For the entries that follow, state how many lines include the word "错误的是", giving the number and nothing else.

## Start Listed entries

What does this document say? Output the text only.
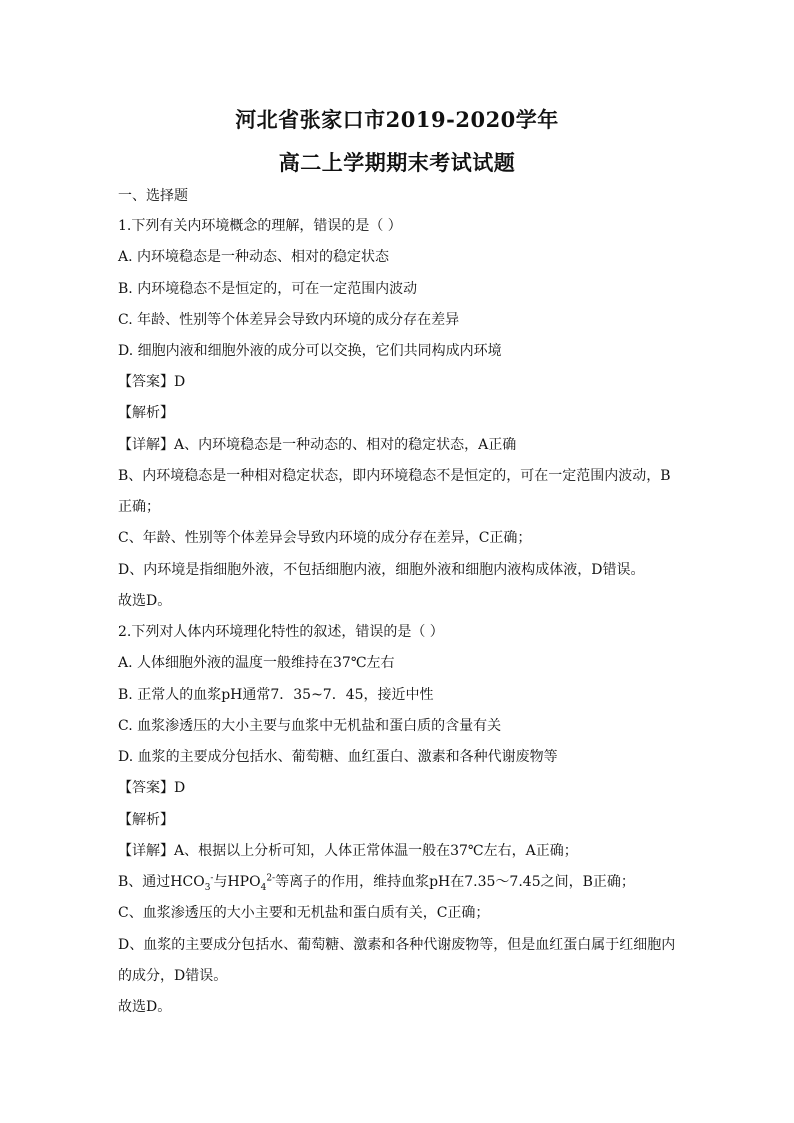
河北省张家口市2019-2020学年
高二上学期期末考试试题
一、选择题
1.下列有关内环境概念的理解，错误的是（ ）
A. 内环境稳态是一种动态、相对的稳定状态
B. 内环境稳态不是恒定的，可在一定范围内波动
C. 年龄、性别等个体差异会导致内环境的成分存在差异
D. 细胞内液和细胞外液的成分可以交换，它们共同构成内环境
【答案】D
【解析】
【详解】A、内环境稳态是一种动态的、相对的稳定状态，A正确
B、内环境稳态是一种相对稳定状态，即内环境稳态不是恒定的，可在一定范围内波动，B
正确；
C、年龄、性别等个体差异会导致内环境的成分存在差异，C正确；
D、内环境是指细胞外液，不包括细胞内液，细胞外液和细胞内液构成体液，D错误。
故选D。
2.下列对人体内环境理化特性的叙述，错误的是（ ）
A. 人体细胞外液的温度一般维持在37℃左右
B. 正常人的血浆pH通常7．35~7．45，接近中性
C. 血浆渗透压的大小主要与血浆中无机盐和蛋白质的含量有关
D. 血浆的主要成分包括水、葡萄糖、血红蛋白、激素和各种代谢废物等
【答案】D
【解析】
【详解】A、根据以上分析可知，人体正常体温一般在37℃左右，A正确；
B、通过$HCO_3^-$与$HPO_4^{2-}$等离子的作用，维持血浆pH在7.35～7.45之间，B正确；
C、血浆渗透压的大小主要和无机盐和蛋白质有关，C正确；
D、血浆的主要成分包括水、葡萄糖、激素和各种代谢废物等，但是血红蛋白属于红细胞内
的成分，D错误。
故选D。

## End Listed entries

• _Reply_
2